>> Begin Records to use
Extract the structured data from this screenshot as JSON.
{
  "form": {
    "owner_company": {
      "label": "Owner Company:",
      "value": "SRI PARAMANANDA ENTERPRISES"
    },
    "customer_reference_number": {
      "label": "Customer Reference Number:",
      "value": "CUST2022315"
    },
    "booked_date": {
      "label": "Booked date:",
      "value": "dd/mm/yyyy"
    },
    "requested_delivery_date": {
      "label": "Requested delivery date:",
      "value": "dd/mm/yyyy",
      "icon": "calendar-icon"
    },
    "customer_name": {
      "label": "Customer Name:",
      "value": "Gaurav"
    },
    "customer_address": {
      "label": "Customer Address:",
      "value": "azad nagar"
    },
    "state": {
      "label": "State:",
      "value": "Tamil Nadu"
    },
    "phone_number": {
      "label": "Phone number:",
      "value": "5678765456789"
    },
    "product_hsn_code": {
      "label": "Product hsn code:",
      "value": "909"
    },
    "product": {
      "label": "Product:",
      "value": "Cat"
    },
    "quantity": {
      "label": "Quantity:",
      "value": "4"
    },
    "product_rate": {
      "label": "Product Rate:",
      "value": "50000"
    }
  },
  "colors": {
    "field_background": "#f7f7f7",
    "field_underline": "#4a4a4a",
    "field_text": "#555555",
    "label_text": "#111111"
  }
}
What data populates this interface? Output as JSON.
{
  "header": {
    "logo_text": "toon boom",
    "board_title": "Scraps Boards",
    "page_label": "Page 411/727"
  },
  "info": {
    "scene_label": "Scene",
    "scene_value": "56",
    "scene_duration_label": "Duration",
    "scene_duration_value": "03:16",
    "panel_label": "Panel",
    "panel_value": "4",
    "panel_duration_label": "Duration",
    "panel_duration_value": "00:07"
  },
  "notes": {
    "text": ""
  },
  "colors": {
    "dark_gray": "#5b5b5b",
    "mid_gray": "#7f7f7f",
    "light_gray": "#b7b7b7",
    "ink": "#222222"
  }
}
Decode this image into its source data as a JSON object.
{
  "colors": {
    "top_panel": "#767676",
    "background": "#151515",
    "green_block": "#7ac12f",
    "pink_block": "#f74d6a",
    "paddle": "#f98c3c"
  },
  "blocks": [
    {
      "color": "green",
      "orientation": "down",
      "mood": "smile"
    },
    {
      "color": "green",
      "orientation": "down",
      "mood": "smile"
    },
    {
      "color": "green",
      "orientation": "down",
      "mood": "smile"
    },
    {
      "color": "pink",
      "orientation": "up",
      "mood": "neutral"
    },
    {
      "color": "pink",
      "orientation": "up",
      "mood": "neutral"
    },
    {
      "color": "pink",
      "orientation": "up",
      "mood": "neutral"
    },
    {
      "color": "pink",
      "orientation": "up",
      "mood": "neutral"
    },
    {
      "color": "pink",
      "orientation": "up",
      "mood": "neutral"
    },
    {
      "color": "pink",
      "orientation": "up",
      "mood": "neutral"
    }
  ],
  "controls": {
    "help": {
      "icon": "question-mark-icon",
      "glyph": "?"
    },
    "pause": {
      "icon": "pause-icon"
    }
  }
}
>> End Records to use
Description of the task: The records above should be repeated in full, exactly as given.

In response:
Extract the structured data from this screenshot as JSON.
{
  "form": {
    "owner_company": {
      "label": "Owner Company:",
      "value": "SRI PARAMANANDA ENTERPRISES"
    },
    "customer_reference_number": {
      "label": "Customer Reference Number:",
      "value": "CUST2022315"
    },
    "booked_date": {
      "label": "Booked date:",
      "value": "dd/mm/yyyy"
    },
    "requested_delivery_date": {
      "label": "Requested delivery date:",
      "value": "dd/mm/yyyy",
      "icon": "calendar-icon"
    },
    "customer_name": {
      "label": "Customer Name:",
      "value": "Gaurav"
    },
    "customer_address": {
      "label": "Customer Address:",
      "value": "azad nagar"
    },
    "state": {
      "label": "State:",
      "value": "Tamil Nadu"
    },
    "phone_number": {
      "label": "Phone number:",
      "value": "5678765456789"
    },
    "product_hsn_code": {
      "label": "Product hsn code:",
      "value": "909"
    },
    "product": {
      "label": "Product:",
      "value": "Cat"
    },
    "quantity": {
      "label": "Quantity:",
      "value": "4"
    },
    "product_rate": {
      "label": "Product Rate:",
      "value": "50000"
    }
  },
  "colors": {
    "field_background": "#f7f7f7",
    "field_underline": "#4a4a4a",
    "field_text": "#555555",
    "label_text": "#111111"
  }
}
What data populates this interface? Output as JSON.
{
  "header": {
    "logo_text": "toon boom",
    "board_title": "Scraps Boards",
    "page_label": "Page 411/727"
  },
  "info": {
    "scene_label": "Scene",
    "scene_value": "56",
    "scene_duration_label": "Duration",
    "scene_duration_value": "03:16",
    "panel_label": "Panel",
    "panel_value": "4",
    "panel_duration_label": "Duration",
    "panel_duration_value": "00:07"
  },
  "notes": {
    "text": ""
  },
  "colors": {
    "dark_gray": "#5b5b5b",
    "mid_gray": "#7f7f7f",
    "light_gray": "#b7b7b7",
    "ink": "#222222"
  }
}
Decode this image into its source data as a JSON object.
{
  "colors": {
    "top_panel": "#767676",
    "background": "#151515",
    "green_block": "#7ac12f",
    "pink_block": "#f74d6a",
    "paddle": "#f98c3c"
  },
  "blocks": [
    {
      "color": "green",
      "orientation": "down",
      "mood": "smile"
    },
    {
      "color": "green",
      "orientation": "down",
      "mood": "smile"
    },
    {
      "color": "green",
      "orientation": "down",
      "mood": "smile"
    },
    {
      "color": "pink",
      "orientation": "up",
      "mood": "neutral"
    },
    {
      "color": "pink",
      "orientation": "up",
      "mood": "neutral"
    },
    {
      "color": "pink",
      "orientation": "up",
      "mood": "neutral"
    },
    {
      "color": "pink",
      "orientation": "up",
      "mood": "neutral"
    },
    {
      "color": "pink",
      "orientation": "up",
      "mood": "neutral"
    },
    {
      "color": "pink",
      "orientation": "up",
      "mood": "neutral"
    }
  ],
  "controls": {
    "help": {
      "icon": "question-mark-icon",
      "glyph": "?"
    },
    "pause": {
      "icon": "pause-icon"
    }
  }
}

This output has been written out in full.